### [Given exercise]
Output every entry exactly, from the first line to the last.

Figure content listings
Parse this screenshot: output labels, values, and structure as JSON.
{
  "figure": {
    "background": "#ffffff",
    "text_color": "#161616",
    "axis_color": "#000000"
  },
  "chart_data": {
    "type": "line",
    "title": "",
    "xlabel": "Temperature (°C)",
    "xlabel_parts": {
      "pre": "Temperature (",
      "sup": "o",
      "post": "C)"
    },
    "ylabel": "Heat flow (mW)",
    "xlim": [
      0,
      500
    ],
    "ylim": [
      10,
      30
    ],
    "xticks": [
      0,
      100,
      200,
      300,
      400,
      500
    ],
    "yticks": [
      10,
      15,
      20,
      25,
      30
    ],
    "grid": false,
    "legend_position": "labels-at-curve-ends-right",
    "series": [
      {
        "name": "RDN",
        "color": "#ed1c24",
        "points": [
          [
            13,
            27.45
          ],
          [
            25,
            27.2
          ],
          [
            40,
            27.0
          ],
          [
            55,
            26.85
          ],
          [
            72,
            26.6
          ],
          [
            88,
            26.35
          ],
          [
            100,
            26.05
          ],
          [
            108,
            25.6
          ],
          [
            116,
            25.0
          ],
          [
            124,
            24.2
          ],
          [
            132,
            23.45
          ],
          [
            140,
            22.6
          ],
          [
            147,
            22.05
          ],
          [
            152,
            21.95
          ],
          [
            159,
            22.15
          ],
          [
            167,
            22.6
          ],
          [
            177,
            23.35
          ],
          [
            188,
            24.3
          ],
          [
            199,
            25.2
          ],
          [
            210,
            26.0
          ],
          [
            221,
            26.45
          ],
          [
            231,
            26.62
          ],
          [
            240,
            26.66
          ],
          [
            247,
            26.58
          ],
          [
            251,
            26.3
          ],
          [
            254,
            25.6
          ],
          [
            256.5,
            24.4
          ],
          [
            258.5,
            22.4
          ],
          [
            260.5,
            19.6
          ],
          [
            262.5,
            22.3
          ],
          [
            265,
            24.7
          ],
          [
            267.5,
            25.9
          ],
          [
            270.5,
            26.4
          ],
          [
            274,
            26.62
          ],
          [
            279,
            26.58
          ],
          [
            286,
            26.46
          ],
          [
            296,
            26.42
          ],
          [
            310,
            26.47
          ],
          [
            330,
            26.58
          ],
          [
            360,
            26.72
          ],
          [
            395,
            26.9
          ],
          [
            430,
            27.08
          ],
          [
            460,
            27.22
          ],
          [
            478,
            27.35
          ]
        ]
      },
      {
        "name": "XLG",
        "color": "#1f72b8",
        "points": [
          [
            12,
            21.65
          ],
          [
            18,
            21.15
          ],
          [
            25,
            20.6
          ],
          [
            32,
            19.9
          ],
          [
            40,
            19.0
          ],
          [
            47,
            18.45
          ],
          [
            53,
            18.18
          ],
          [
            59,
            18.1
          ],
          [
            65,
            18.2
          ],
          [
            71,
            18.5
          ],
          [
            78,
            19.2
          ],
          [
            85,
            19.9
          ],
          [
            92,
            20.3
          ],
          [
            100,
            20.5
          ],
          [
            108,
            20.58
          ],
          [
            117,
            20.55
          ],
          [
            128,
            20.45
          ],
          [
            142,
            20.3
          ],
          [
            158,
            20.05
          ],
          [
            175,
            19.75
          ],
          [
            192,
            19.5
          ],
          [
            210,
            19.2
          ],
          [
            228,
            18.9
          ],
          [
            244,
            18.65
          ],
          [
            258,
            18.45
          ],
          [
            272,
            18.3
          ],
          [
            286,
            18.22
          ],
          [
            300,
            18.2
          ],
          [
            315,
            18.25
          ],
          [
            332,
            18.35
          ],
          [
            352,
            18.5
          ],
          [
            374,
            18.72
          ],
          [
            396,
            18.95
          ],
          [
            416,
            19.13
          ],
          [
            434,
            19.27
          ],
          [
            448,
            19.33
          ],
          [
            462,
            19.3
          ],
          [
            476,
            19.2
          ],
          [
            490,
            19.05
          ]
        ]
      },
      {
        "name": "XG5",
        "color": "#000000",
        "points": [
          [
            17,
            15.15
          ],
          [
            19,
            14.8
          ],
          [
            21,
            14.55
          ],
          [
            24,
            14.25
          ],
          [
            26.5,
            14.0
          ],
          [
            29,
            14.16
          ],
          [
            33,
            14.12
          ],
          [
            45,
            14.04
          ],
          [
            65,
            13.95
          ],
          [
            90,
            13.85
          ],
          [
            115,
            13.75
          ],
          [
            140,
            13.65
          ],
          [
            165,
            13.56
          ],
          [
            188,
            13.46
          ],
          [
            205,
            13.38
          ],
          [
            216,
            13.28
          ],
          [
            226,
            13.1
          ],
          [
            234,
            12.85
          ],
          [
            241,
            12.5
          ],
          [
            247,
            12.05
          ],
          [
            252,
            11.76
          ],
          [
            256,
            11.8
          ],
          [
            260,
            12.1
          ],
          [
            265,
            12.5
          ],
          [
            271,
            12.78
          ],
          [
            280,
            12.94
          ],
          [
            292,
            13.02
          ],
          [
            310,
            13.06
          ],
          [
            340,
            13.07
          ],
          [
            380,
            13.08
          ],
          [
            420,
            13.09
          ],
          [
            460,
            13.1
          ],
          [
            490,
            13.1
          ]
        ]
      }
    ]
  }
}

### [Solution for this exercise]
Parse this screenshot: output labels, values, and structure as JSON.
{
  "figure": {
    "background": "#ffffff",
    "text_color": "#161616",
    "axis_color": "#000000"
  },
  "chart_data": {
    "type": "line",
    "title": "",
    "xlabel": "Temperature (°C)",
    "xlabel_parts": {
      "pre": "Temperature (",
      "sup": "o",
      "post": "C)"
    },
    "ylabel": "Heat flow (mW)",
    "xlim": [
      0,
      500
    ],
    "ylim": [
      10,
      30
    ],
    "xticks": [
      0,
      100,
      200,
      300,
      400,
      500
    ],
    "yticks": [
      10,
      15,
      20,
      25,
      30
    ],
    "grid": false,
    "legend_position": "labels-at-curve-ends-right",
    "series": [
      {
        "name": "RDN",
        "color": "#ed1c24",
        "points": [
          [
            13,
            27.45
          ],
          [
            25,
            27.2
          ],
          [
            40,
            27.0
          ],
          [
            55,
            26.85
          ],
          [
            72,
            26.6
          ],
          [
            88,
            26.35
          ],
          [
            100,
            26.05
          ],
          [
            108,
            25.6
          ],
          [
            116,
            25.0
          ],
          [
            124,
            24.2
          ],
          [
            132,
            23.45
          ],
          [
            140,
            22.6
          ],
          [
            147,
            22.05
          ],
          [
            152,
            21.95
          ],
          [
            159,
            22.15
          ],
          [
            167,
            22.6
          ],
          [
            177,
            23.35
          ],
          [
            188,
            24.3
          ],
          [
            199,
            25.2
          ],
          [
            210,
            26.0
          ],
          [
            221,
            26.45
          ],
          [
            231,
            26.62
          ],
          [
            240,
            26.66
          ],
          [
            247,
            26.58
          ],
          [
            251,
            26.3
          ],
          [
            254,
            25.6
          ],
          [
            256.5,
            24.4
          ],
          [
            258.5,
            22.4
          ],
          [
            260.5,
            19.6
          ],
          [
            262.5,
            22.3
          ],
          [
            265,
            24.7
          ],
          [
            267.5,
            25.9
          ],
          [
            270.5,
            26.4
          ],
          [
            274,
            26.62
          ],
          [
            279,
            26.58
          ],
          [
            286,
            26.46
          ],
          [
            296,
            26.42
          ],
          [
            310,
            26.47
          ],
          [
            330,
            26.58
          ],
          [
            360,
            26.72
          ],
          [
            395,
            26.9
          ],
          [
            430,
            27.08
          ],
          [
            460,
            27.22
          ],
          [
            478,
            27.35
          ]
        ]
      },
      {
        "name": "XLG",
        "color": "#1f72b8",
        "points": [
          [
            12,
            21.65
          ],
          [
            18,
            21.15
          ],
          [
            25,
            20.6
          ],
          [
            32,
            19.9
          ],
          [
            40,
            19.0
          ],
          [
            47,
            18.45
          ],
          [
            53,
            18.18
          ],
          [
            59,
            18.1
          ],
          [
            65,
            18.2
          ],
          [
            71,
            18.5
          ],
          [
            78,
            19.2
          ],
          [
            85,
            19.9
          ],
          [
            92,
            20.3
          ],
          [
            100,
            20.5
          ],
          [
            108,
            20.58
          ],
          [
            117,
            20.55
          ],
          [
            128,
            20.45
          ],
          [
            142,
            20.3
          ],
          [
            158,
            20.05
          ],
          [
            175,
            19.75
          ],
          [
            192,
            19.5
          ],
          [
            210,
            19.2
          ],
          [
            228,
            18.9
          ],
          [
            244,
            18.65
          ],
          [
            258,
            18.45
          ],
          [
            272,
            18.3
          ],
          [
            286,
            18.22
          ],
          [
            300,
            18.2
          ],
          [
            315,
            18.25
          ],
          [
            332,
            18.35
          ],
          [
            352,
            18.5
          ],
          [
            374,
            18.72
          ],
          [
            396,
            18.95
          ],
          [
            416,
            19.13
          ],
          [
            434,
            19.27
          ],
          [
            448,
            19.33
          ],
          [
            462,
            19.3
          ],
          [
            476,
            19.2
          ],
          [
            490,
            19.05
          ]
        ]
      },
      {
        "name": "XG5",
        "color": "#000000",
        "points": [
          [
            17,
            15.15
          ],
          [
            19,
            14.8
          ],
          [
            21,
            14.55
          ],
          [
            24,
            14.25
          ],
          [
            26.5,
            14.0
          ],
          [
            29,
            14.16
          ],
          [
            33,
            14.12
          ],
          [
            45,
            14.04
          ],
          [
            65,
            13.95
          ],
          [
            90,
            13.85
          ],
          [
            115,
            13.75
          ],
          [
            140,
            13.65
          ],
          [
            165,
            13.56
          ],
          [
            188,
            13.46
          ],
          [
            205,
            13.38
          ],
          [
            216,
            13.28
          ],
          [
            226,
            13.1
          ],
          [
            234,
            12.85
          ],
          [
            241,
            12.5
          ],
          [
            247,
            12.05
          ],
          [
            252,
            11.76
          ],
          [
            256,
            11.8
          ],
          [
            260,
            12.1
          ],
          [
            265,
            12.5
          ],
          [
            271,
            12.78
          ],
          [
            280,
            12.94
          ],
          [
            292,
            13.02
          ],
          [
            310,
            13.06
          ],
          [
            340,
            13.07
          ],
          [
            380,
            13.08
          ],
          [
            420,
            13.09
          ],
          [
            460,
            13.1
          ],
          [
            490,
            13.1
          ]
        ]
      }
    ]
  }
}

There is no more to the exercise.